# Supplied data:

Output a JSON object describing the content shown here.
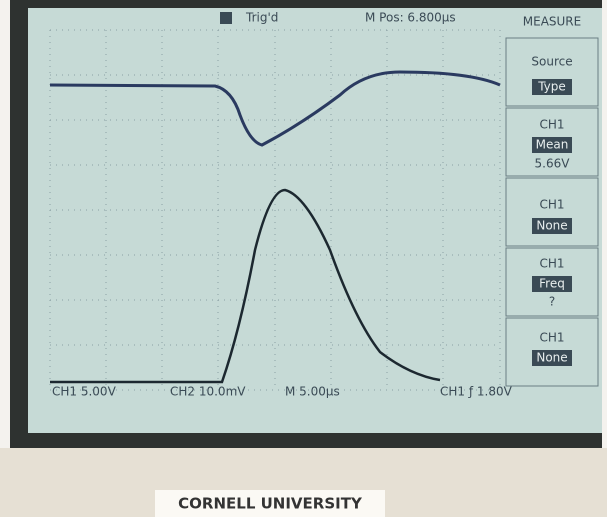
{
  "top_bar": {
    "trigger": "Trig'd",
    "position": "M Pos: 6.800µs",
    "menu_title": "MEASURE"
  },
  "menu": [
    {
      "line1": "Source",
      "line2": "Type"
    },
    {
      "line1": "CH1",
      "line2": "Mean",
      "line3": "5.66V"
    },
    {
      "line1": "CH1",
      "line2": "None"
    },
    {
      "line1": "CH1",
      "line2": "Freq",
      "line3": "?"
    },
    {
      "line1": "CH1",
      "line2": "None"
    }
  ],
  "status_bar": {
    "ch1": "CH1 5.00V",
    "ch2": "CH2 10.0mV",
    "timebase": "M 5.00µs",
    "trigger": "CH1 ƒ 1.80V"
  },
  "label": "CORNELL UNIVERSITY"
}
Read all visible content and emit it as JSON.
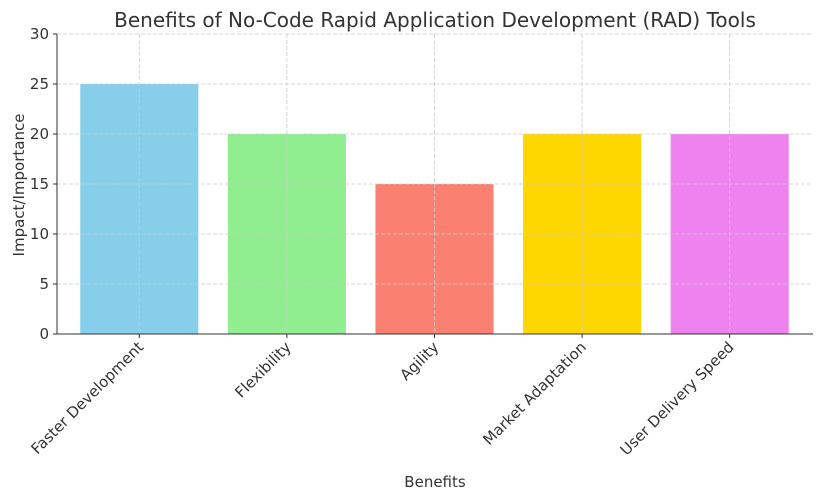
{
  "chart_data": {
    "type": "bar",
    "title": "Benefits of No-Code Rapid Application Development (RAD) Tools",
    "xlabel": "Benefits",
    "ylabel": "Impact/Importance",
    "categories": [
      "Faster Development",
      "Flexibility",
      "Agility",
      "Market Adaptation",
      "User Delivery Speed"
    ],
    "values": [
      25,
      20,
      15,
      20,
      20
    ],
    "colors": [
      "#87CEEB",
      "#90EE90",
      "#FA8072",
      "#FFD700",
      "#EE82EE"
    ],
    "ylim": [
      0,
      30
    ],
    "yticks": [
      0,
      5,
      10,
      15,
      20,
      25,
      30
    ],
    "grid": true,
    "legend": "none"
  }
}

# What to do:
Go through the records and pull out each line that includes the word "Benefits".

# Output for this exercise:
    "title": "Benefits of No-Code Rapid Application Development (RAD) Tools",
    "xlabel": "Benefits",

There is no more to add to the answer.